Set exercise. Locate and copy each line in the data that contains the word "持科学立法".

(Entries from a dataset)
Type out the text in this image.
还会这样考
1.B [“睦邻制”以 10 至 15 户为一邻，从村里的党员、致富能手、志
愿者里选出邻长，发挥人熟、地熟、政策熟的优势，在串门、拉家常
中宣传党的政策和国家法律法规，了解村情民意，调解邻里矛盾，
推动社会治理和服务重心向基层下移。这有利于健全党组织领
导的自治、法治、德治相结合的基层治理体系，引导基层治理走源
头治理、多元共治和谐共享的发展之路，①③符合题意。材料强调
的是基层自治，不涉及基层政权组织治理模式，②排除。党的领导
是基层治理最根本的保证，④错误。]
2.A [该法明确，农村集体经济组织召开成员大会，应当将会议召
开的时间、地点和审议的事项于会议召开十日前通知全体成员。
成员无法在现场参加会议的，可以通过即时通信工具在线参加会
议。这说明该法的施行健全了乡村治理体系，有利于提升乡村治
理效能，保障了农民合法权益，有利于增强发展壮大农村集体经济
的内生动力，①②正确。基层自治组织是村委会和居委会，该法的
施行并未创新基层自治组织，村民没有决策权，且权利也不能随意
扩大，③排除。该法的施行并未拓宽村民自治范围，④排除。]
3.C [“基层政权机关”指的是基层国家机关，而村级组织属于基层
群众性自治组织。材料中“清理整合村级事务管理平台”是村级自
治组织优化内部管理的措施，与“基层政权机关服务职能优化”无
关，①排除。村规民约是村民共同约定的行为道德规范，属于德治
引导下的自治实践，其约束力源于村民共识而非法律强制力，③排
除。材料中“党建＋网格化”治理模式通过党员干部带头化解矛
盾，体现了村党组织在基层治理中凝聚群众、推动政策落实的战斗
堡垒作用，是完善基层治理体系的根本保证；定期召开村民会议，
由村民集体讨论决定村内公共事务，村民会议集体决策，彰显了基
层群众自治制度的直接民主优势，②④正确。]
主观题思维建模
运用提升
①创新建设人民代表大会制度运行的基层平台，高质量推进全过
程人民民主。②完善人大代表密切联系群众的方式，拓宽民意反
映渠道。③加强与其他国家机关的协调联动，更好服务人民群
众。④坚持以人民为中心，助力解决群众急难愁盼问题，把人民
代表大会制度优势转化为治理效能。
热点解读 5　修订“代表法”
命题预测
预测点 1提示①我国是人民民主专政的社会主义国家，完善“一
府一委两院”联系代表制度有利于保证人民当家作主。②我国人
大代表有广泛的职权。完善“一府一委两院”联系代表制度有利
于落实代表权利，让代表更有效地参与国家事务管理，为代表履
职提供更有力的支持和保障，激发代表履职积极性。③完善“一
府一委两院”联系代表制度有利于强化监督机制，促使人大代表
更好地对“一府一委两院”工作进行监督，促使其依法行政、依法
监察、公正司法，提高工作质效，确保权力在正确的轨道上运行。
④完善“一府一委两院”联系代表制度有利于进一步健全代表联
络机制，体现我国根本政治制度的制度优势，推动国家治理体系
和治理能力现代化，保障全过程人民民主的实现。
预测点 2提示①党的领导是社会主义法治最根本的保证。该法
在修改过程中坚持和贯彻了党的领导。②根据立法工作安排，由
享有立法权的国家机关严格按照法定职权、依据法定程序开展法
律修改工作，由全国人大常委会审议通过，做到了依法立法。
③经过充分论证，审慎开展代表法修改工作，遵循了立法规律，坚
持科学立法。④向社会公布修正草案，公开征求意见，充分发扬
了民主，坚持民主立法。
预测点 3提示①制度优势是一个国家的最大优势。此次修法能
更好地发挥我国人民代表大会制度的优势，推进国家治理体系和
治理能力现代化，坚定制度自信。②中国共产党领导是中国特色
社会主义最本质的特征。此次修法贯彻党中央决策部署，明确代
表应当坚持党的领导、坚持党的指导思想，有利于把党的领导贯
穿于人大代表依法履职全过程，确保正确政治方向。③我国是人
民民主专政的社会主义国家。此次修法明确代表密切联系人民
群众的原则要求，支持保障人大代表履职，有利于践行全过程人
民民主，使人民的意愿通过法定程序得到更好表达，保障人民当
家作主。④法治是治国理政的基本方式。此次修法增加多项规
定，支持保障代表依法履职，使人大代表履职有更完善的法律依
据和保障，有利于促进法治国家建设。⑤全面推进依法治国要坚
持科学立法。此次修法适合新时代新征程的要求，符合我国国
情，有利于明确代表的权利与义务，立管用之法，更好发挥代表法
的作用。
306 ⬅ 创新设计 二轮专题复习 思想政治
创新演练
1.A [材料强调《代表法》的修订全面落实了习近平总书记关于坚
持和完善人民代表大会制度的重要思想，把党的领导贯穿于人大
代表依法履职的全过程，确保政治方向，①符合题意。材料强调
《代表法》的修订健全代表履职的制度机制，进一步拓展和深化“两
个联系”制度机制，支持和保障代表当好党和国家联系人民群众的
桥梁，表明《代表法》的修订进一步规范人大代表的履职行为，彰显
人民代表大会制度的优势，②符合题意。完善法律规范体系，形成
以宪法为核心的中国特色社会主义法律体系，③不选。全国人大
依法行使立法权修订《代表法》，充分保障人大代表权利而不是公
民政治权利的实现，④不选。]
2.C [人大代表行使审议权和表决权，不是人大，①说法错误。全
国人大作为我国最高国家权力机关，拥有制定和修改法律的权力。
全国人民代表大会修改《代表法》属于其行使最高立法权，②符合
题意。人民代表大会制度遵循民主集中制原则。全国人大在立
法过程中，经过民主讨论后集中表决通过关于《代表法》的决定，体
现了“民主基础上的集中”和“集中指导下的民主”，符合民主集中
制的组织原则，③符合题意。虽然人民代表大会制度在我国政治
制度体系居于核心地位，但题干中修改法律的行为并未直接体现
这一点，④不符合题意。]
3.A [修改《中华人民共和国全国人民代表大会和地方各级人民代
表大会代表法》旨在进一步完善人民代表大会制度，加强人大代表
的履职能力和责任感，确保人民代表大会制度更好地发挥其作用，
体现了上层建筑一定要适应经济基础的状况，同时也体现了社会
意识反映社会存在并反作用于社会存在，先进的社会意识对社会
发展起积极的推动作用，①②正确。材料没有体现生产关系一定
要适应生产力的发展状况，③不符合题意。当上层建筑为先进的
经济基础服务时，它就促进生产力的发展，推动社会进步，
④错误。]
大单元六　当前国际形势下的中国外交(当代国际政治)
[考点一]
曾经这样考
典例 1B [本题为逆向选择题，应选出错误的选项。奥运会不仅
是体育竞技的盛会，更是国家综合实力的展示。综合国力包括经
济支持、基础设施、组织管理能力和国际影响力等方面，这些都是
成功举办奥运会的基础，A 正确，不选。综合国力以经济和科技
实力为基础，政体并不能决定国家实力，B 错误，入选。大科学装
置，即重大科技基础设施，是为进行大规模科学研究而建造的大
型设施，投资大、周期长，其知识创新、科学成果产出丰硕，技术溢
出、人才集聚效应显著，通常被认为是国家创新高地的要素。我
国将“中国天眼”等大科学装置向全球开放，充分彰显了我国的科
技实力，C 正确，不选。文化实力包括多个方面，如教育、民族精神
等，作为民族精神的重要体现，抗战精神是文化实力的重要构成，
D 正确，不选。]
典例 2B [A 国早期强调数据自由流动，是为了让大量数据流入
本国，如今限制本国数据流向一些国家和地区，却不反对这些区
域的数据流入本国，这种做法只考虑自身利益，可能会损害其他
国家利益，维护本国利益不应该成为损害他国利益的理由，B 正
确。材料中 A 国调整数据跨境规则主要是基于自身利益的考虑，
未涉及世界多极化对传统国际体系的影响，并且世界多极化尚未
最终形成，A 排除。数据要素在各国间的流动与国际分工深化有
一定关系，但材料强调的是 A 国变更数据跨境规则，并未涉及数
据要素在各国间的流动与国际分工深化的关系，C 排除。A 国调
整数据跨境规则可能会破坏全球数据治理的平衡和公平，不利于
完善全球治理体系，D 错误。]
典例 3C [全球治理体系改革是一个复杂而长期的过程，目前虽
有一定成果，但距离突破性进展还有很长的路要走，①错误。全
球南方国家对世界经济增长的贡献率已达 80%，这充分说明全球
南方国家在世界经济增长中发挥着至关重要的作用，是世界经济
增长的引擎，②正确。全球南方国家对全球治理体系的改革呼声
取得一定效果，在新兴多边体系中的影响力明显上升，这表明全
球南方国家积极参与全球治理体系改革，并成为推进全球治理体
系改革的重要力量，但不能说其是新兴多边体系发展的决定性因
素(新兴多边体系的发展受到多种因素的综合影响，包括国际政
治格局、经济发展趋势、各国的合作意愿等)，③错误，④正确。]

The response.
持科学立法。④向社会公布修正草案，公开征求意见，充分发扬
持科学立法。此次修法适合新时代新征程的要求，符合我国国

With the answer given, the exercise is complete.